┏━━

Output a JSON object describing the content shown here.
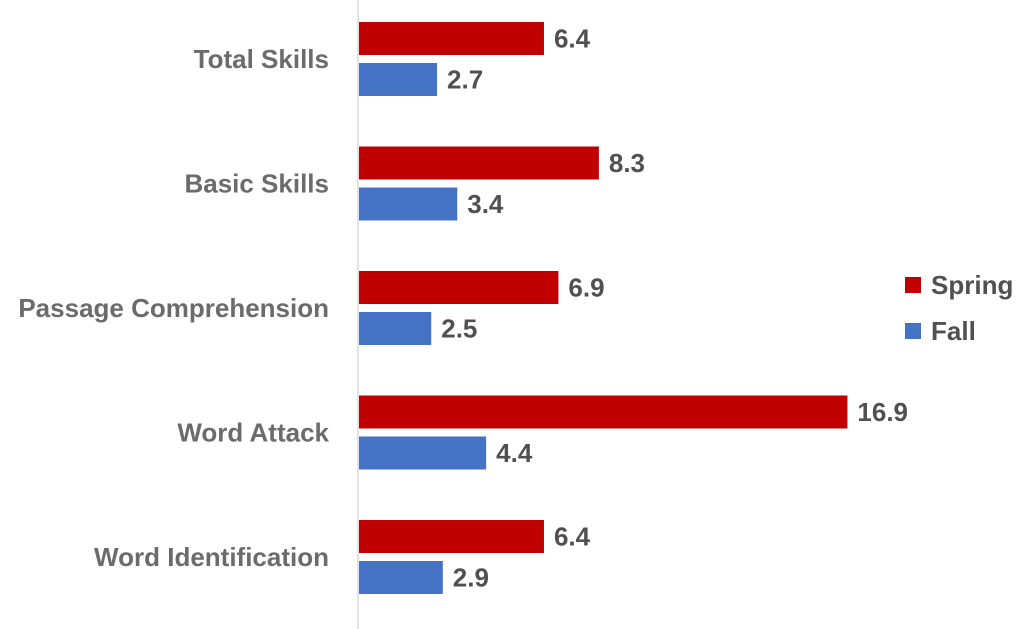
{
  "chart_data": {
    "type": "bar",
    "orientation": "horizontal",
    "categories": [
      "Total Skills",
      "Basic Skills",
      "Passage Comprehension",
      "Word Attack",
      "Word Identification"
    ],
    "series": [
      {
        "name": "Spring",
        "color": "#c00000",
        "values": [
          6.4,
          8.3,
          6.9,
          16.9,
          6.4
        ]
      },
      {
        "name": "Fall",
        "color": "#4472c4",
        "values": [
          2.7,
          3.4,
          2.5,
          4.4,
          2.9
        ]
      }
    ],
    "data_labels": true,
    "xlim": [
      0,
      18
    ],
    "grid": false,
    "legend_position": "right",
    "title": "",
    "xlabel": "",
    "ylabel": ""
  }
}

┗━━
┏━━

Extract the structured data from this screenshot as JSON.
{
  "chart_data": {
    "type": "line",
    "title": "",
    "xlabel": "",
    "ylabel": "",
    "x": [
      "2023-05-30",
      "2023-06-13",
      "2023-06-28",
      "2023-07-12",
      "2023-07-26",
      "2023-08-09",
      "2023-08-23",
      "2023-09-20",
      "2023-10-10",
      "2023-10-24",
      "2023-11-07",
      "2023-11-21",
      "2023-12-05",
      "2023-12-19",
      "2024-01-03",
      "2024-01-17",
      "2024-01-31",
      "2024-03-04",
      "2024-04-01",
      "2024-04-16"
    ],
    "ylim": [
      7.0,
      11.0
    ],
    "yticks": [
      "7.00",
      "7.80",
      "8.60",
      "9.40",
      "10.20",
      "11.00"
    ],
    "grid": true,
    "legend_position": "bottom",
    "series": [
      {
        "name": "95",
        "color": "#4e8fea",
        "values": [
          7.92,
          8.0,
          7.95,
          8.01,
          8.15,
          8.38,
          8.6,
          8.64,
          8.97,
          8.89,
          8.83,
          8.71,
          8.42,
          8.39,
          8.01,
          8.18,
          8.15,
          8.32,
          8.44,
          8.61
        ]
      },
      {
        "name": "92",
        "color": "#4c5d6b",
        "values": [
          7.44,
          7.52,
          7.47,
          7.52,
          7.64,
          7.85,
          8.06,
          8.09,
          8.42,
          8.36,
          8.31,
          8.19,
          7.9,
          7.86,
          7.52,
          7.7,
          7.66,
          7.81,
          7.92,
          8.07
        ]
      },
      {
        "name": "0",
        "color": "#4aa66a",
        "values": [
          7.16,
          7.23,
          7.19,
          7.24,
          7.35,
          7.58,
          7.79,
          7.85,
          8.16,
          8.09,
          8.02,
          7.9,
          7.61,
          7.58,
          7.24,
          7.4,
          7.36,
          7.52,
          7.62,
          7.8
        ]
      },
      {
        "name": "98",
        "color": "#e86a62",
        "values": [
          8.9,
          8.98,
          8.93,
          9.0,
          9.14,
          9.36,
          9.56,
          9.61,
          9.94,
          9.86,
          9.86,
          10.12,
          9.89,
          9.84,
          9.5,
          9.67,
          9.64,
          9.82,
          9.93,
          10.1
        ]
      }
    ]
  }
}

┗━━

■ Required task ■
Using the entries above, find all lines with "name". Copy them.

■ Expected answer ■
        "name": "Spring",
        "name": "Fall",
        "name": "95",
        "name": "92",
        "name": "0",
        "name": "98",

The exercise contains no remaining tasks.